**OBJECTIVE**: Copy out every line in the entries below that includes "MacroMicro".

**MATERIAL PROVIDED**:
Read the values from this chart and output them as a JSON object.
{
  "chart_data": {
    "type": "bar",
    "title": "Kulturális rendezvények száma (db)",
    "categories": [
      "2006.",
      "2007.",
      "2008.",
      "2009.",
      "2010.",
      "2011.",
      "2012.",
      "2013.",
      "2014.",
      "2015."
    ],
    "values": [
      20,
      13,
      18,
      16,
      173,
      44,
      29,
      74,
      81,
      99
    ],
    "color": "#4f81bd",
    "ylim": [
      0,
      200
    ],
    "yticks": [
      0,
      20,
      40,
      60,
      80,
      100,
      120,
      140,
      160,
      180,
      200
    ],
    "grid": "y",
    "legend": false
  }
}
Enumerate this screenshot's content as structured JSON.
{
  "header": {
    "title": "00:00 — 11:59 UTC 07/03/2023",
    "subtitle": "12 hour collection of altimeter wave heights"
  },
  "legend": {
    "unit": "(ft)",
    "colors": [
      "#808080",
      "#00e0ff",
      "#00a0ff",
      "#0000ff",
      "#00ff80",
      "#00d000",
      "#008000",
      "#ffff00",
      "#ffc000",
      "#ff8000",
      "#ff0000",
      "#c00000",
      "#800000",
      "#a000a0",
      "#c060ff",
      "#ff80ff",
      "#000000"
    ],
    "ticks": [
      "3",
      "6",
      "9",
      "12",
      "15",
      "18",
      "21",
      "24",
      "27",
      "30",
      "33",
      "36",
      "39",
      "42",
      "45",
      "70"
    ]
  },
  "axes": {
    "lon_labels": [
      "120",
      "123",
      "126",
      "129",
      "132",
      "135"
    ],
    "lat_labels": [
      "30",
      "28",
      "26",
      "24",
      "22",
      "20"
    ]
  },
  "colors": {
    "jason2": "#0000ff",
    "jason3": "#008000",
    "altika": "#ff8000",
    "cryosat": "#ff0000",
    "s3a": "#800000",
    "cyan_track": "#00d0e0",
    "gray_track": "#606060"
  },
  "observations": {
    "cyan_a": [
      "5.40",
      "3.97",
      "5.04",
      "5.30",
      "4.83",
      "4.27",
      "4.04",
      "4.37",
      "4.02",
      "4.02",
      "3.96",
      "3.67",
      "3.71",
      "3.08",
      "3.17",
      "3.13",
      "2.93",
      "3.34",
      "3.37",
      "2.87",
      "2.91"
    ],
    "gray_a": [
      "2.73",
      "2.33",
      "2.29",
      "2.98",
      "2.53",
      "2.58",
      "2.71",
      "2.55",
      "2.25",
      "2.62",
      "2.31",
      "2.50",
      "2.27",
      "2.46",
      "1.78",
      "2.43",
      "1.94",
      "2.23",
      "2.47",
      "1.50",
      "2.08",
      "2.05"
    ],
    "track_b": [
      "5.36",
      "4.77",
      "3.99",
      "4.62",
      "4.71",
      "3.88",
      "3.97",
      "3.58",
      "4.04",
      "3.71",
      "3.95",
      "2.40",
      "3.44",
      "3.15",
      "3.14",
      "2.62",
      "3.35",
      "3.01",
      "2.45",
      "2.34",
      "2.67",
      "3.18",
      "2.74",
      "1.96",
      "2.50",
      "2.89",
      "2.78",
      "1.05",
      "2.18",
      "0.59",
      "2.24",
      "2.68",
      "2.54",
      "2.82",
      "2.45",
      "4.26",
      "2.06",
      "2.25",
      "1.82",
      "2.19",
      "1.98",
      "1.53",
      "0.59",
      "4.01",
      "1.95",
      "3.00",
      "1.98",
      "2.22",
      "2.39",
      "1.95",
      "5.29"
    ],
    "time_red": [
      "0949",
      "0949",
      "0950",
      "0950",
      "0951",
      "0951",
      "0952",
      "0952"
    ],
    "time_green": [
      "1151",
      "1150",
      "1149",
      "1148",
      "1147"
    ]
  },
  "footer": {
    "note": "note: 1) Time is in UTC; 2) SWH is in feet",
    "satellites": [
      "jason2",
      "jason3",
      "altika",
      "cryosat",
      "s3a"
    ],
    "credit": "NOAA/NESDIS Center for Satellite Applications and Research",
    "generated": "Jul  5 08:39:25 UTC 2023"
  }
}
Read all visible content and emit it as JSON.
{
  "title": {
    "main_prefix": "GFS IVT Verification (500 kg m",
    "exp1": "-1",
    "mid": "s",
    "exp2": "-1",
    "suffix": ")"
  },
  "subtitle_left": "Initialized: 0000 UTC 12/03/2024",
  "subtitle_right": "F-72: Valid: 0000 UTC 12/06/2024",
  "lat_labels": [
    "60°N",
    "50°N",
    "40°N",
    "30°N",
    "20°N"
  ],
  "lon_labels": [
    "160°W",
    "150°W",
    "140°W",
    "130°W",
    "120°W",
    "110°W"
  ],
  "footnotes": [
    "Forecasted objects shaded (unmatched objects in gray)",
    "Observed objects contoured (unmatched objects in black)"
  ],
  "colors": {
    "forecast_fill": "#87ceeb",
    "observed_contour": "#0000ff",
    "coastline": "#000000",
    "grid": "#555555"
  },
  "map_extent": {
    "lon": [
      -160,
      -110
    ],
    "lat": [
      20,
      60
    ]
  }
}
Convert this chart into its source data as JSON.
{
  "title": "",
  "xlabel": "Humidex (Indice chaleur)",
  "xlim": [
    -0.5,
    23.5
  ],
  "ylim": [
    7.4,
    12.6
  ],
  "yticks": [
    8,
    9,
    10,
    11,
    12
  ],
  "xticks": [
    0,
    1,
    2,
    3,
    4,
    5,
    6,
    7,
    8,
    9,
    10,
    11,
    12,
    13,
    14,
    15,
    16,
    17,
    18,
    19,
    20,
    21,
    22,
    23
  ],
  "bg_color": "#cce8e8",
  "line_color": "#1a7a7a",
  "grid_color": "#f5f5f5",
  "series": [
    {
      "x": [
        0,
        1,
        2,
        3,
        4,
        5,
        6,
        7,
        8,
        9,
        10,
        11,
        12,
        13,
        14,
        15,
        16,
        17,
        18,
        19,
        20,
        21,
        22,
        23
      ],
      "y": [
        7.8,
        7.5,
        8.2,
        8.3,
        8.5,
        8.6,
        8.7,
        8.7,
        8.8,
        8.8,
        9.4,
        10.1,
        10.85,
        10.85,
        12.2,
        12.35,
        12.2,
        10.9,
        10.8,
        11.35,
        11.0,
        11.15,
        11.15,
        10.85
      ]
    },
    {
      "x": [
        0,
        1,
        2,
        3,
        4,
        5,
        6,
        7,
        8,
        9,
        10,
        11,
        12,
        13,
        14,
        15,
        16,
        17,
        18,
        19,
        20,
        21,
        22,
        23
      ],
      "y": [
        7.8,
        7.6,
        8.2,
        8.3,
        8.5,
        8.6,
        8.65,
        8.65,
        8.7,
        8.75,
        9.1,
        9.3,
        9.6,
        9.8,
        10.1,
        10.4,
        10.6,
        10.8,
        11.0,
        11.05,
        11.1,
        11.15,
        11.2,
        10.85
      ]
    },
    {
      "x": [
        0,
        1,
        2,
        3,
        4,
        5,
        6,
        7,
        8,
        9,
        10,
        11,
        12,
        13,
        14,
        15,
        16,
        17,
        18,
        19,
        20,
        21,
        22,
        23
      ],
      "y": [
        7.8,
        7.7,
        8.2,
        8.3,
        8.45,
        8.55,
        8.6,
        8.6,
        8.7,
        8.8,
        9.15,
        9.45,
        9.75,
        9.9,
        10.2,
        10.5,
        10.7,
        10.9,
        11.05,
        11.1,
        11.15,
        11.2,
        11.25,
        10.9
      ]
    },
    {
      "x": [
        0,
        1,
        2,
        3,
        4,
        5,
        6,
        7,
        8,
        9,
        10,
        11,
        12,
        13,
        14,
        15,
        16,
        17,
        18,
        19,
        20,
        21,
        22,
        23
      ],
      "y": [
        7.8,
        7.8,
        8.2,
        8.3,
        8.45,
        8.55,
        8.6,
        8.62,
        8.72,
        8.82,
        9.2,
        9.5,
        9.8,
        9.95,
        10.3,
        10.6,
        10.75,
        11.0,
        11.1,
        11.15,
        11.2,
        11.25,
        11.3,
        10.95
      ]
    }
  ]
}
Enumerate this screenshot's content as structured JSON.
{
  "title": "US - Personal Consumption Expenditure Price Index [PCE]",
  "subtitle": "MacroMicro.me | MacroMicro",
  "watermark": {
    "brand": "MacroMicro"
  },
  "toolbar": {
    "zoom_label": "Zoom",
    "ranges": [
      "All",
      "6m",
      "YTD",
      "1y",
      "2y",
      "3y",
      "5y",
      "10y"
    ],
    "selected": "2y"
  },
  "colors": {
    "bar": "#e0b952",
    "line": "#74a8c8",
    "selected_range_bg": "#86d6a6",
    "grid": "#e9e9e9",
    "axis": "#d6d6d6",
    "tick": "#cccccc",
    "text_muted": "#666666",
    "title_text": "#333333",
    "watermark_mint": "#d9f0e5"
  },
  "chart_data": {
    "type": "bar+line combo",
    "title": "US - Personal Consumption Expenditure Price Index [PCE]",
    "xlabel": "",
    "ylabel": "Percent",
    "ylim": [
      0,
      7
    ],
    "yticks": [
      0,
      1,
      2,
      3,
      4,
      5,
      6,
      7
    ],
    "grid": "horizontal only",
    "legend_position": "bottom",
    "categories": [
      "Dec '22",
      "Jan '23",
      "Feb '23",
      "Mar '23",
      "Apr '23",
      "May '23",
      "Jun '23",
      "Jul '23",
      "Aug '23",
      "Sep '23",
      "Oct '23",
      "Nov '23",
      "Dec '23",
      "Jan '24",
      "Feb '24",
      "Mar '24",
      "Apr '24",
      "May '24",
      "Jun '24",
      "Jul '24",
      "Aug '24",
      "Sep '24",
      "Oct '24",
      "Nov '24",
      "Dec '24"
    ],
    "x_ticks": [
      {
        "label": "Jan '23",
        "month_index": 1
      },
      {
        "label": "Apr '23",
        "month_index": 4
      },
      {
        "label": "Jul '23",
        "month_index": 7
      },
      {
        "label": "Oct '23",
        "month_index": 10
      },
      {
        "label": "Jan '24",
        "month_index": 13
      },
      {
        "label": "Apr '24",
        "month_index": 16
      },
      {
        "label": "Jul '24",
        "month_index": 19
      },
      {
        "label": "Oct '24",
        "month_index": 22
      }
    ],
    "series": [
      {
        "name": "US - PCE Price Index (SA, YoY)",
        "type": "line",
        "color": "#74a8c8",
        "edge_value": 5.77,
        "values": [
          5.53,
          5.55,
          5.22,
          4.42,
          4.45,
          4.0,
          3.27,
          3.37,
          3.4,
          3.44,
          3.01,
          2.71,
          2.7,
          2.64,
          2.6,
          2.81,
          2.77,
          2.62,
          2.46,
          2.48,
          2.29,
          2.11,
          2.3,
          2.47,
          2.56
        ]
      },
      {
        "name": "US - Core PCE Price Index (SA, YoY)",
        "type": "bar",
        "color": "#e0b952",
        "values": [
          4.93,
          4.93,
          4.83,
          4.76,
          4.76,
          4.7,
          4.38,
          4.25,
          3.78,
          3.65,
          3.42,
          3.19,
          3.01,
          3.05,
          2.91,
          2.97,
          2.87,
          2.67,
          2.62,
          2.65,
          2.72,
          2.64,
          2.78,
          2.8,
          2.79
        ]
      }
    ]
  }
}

**RESULT FOR THIS TASK**:
  "subtitle": "MacroMicro.me | MacroMicro",
    "brand": "MacroMicro"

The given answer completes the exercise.